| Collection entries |
— start —

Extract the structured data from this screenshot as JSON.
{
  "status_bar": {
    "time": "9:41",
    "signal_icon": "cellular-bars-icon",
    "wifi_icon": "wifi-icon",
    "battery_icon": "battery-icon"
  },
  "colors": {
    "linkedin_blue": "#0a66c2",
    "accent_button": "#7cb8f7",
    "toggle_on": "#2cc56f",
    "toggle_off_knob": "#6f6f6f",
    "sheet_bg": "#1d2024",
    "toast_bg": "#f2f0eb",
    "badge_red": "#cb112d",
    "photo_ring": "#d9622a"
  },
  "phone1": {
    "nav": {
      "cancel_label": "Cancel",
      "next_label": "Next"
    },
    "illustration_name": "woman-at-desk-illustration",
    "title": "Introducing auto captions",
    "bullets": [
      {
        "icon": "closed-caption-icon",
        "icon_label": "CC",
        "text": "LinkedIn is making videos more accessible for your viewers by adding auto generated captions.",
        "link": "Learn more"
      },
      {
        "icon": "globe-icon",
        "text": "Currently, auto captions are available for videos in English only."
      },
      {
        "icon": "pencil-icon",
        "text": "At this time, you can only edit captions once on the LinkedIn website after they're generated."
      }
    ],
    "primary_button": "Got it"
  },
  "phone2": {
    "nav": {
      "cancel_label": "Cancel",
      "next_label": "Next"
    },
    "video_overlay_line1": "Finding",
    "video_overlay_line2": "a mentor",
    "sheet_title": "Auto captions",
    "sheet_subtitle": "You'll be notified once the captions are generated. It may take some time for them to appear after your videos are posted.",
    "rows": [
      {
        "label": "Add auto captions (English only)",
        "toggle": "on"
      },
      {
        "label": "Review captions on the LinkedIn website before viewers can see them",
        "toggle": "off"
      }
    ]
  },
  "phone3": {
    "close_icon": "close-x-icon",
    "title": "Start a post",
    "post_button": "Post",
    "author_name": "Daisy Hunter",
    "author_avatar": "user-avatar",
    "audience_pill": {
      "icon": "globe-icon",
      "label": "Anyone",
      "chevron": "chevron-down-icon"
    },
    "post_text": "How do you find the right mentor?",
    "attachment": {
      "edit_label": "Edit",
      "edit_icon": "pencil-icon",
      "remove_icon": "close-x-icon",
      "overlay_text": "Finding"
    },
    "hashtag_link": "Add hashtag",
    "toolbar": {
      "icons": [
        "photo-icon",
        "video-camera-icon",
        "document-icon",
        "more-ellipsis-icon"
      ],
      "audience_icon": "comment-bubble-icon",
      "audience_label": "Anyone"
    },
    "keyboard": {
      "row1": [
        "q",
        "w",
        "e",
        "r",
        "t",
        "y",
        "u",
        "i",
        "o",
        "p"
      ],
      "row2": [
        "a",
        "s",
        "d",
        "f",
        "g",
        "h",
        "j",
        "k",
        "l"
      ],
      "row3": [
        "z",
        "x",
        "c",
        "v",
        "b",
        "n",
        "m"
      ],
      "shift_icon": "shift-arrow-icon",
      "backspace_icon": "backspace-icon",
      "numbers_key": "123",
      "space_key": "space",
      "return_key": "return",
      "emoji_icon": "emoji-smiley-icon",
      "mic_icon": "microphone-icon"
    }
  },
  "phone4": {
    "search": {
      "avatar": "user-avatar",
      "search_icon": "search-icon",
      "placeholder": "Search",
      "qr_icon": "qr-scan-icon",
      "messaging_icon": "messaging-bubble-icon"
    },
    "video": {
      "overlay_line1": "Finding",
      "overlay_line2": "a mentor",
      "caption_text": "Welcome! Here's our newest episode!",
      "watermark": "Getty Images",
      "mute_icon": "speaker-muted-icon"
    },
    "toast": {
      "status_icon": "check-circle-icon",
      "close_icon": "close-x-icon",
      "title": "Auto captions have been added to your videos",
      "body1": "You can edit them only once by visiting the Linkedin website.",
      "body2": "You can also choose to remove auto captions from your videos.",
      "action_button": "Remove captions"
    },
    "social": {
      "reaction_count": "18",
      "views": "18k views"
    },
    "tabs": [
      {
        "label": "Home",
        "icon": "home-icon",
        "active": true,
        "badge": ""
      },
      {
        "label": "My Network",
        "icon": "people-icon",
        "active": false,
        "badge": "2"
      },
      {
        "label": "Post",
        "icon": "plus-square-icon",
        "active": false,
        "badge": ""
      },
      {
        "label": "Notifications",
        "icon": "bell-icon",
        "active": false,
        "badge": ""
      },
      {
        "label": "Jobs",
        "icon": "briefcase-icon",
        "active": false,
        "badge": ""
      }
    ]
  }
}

— end —

| STATED TASK |
Print the listing above in its entirety, with every line exact.

| ANSWER TO THE TASK |
Extract the structured data from this screenshot as JSON.
{
  "status_bar": {
    "time": "9:41",
    "signal_icon": "cellular-bars-icon",
    "wifi_icon": "wifi-icon",
    "battery_icon": "battery-icon"
  },
  "colors": {
    "linkedin_blue": "#0a66c2",
    "accent_button": "#7cb8f7",
    "toggle_on": "#2cc56f",
    "toggle_off_knob": "#6f6f6f",
    "sheet_bg": "#1d2024",
    "toast_bg": "#f2f0eb",
    "badge_red": "#cb112d",
    "photo_ring": "#d9622a"
  },
  "phone1": {
    "nav": {
      "cancel_label": "Cancel",
      "next_label": "Next"
    },
    "illustration_name": "woman-at-desk-illustration",
    "title": "Introducing auto captions",
    "bullets": [
      {
        "icon": "closed-caption-icon",
        "icon_label": "CC",
        "text": "LinkedIn is making videos more accessible for your viewers by adding auto generated captions.",
        "link": "Learn more"
      },
      {
        "icon": "globe-icon",
        "text": "Currently, auto captions are available for videos in English only."
      },
      {
        "icon": "pencil-icon",
        "text": "At this time, you can only edit captions once on the LinkedIn website after they're generated."
      }
    ],
    "primary_button": "Got it"
  },
  "phone2": {
    "nav": {
      "cancel_label": "Cancel",
      "next_label": "Next"
    },
    "video_overlay_line1": "Finding",
    "video_overlay_line2": "a mentor",
    "sheet_title": "Auto captions",
    "sheet_subtitle": "You'll be notified once the captions are generated. It may take some time for them to appear after your videos are posted.",
    "rows": [
      {
        "label": "Add auto captions (English only)",
        "toggle": "on"
      },
      {
        "label": "Review captions on the LinkedIn website before viewers can see them",
        "toggle": "off"
      }
    ]
  },
  "phone3": {
    "close_icon": "close-x-icon",
    "title": "Start a post",
    "post_button": "Post",
    "author_name": "Daisy Hunter",
    "author_avatar": "user-avatar",
    "audience_pill": {
      "icon": "globe-icon",
      "label": "Anyone",
      "chevron": "chevron-down-icon"
    },
    "post_text": "How do you find the right mentor?",
    "attachment": {
      "edit_label": "Edit",
      "edit_icon": "pencil-icon",
      "remove_icon": "close-x-icon",
      "overlay_text": "Finding"
    },
    "hashtag_link": "Add hashtag",
    "toolbar": {
      "icons": [
        "photo-icon",
        "video-camera-icon",
        "document-icon",
        "more-ellipsis-icon"
      ],
      "audience_icon": "comment-bubble-icon",
      "audience_label": "Anyone"
    },
    "keyboard": {
      "row1": [
        "q",
        "w",
        "e",
        "r",
        "t",
        "y",
        "u",
        "i",
        "o",
        "p"
      ],
      "row2": [
        "a",
        "s",
        "d",
        "f",
        "g",
        "h",
        "j",
        "k",
        "l"
      ],
      "row3": [
        "z",
        "x",
        "c",
        "v",
        "b",
        "n",
        "m"
      ],
      "shift_icon": "shift-arrow-icon",
      "backspace_icon": "backspace-icon",
      "numbers_key": "123",
      "space_key": "space",
      "return_key": "return",
      "emoji_icon": "emoji-smiley-icon",
      "mic_icon": "microphone-icon"
    }
  },
  "phone4": {
    "search": {
      "avatar": "user-avatar",
      "search_icon": "search-icon",
      "placeholder": "Search",
      "qr_icon": "qr-scan-icon",
      "messaging_icon": "messaging-bubble-icon"
    },
    "video": {
      "overlay_line1": "Finding",
      "overlay_line2": "a mentor",
      "caption_text": "Welcome! Here's our newest episode!",
      "watermark": "Getty Images",
      "mute_icon": "speaker-muted-icon"
    },
    "toast": {
      "status_icon": "check-circle-icon",
      "close_icon": "close-x-icon",
      "title": "Auto captions have been added to your videos",
      "body1": "You can edit them only once by visiting the Linkedin website.",
      "body2": "You can also choose to remove auto captions from your videos.",
      "action_button": "Remove captions"
    },
    "social": {
      "reaction_count": "18",
      "views": "18k views"
    },
    "tabs": [
      {
        "label": "Home",
        "icon": "home-icon",
        "active": true,
        "badge": ""
      },
      {
        "label": "My Network",
        "icon": "people-icon",
        "active": false,
        "badge": "2"
      },
      {
        "label": "Post",
        "icon": "plus-square-icon",
        "active": false,
        "badge": ""
      },
      {
        "label": "Notifications",
        "icon": "bell-icon",
        "active": false,
        "badge": ""
      },
      {
        "label": "Jobs",
        "icon": "briefcase-icon",
        "active": false,
        "badge": ""
      }
    ]
  }
}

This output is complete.